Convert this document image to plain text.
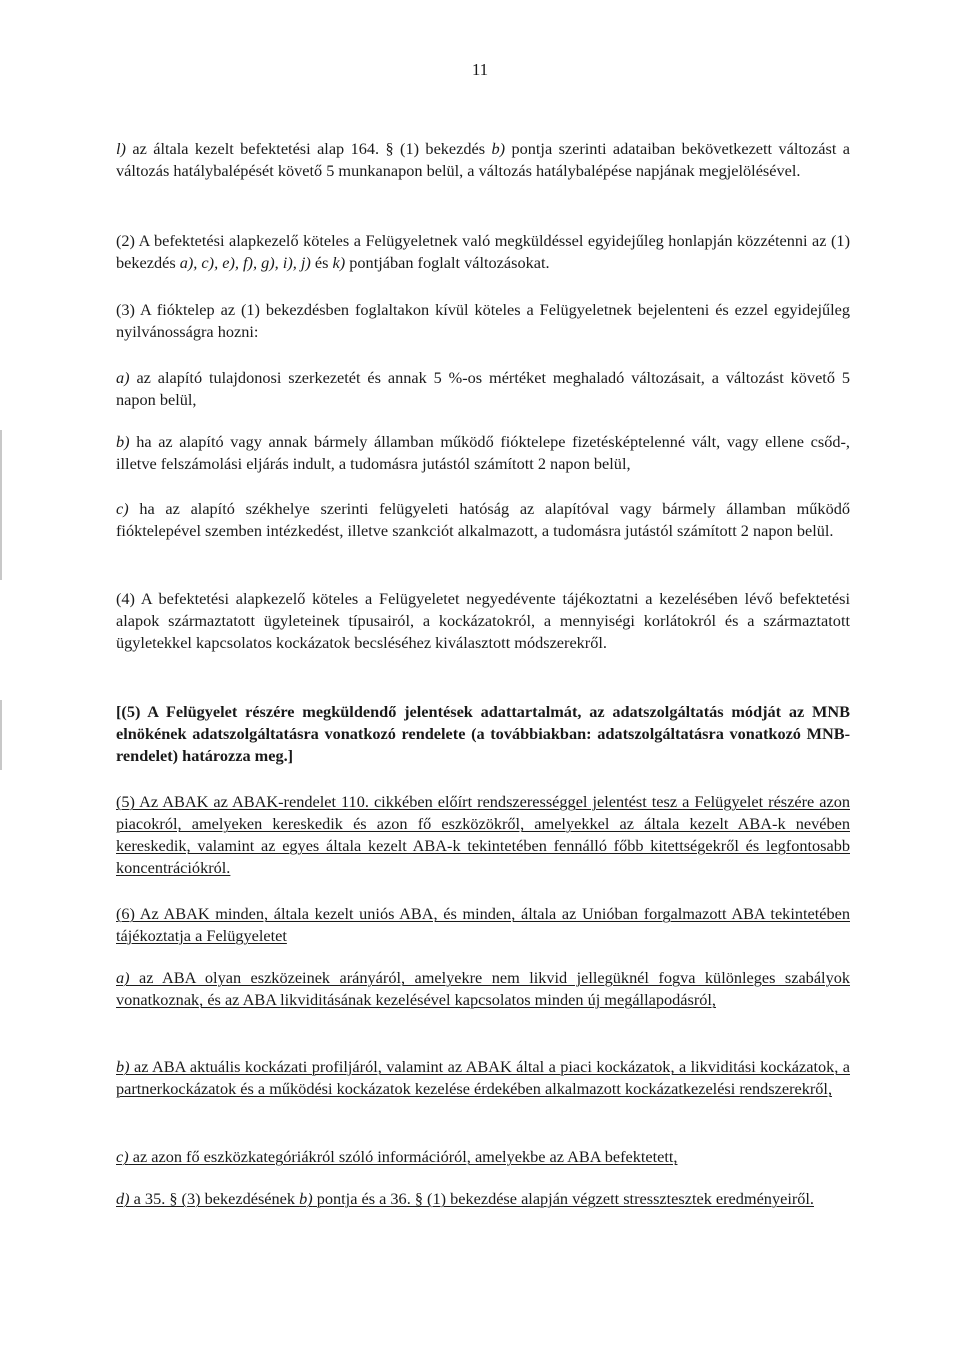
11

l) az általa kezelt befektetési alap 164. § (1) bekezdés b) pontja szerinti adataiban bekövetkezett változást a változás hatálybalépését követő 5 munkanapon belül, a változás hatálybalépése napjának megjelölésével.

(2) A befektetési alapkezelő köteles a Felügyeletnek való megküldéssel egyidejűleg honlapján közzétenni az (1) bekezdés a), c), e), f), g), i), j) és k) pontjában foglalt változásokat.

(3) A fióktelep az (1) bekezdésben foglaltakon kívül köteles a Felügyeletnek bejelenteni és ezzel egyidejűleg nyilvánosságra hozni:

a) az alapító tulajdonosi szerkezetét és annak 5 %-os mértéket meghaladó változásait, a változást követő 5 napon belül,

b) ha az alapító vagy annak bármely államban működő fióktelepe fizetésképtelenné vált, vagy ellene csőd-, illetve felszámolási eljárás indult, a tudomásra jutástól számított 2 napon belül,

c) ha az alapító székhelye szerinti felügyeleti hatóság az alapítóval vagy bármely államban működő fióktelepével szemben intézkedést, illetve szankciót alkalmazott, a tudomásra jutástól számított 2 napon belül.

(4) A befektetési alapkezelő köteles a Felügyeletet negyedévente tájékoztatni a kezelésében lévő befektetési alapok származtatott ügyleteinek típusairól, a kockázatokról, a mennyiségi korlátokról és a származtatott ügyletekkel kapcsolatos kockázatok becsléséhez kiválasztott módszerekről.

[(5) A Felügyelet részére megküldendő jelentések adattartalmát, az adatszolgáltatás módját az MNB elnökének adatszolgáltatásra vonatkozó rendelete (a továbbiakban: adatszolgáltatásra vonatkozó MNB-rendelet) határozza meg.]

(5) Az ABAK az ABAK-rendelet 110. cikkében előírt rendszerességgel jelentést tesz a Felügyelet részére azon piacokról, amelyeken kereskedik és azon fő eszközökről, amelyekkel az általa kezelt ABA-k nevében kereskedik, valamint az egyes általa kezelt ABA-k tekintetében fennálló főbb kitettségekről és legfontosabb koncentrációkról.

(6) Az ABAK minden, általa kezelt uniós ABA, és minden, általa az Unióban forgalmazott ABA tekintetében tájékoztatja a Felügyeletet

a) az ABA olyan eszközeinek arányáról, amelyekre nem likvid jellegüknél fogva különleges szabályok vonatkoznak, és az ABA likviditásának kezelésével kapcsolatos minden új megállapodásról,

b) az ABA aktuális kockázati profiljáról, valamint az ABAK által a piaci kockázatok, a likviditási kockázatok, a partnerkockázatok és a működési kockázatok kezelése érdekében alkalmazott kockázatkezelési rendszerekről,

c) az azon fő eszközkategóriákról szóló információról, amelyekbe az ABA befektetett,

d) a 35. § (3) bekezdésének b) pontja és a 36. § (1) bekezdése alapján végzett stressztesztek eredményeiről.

To be done ▸
Your answer should be a single number: how many lines in the data above include "jutástól"?

Result ▸
2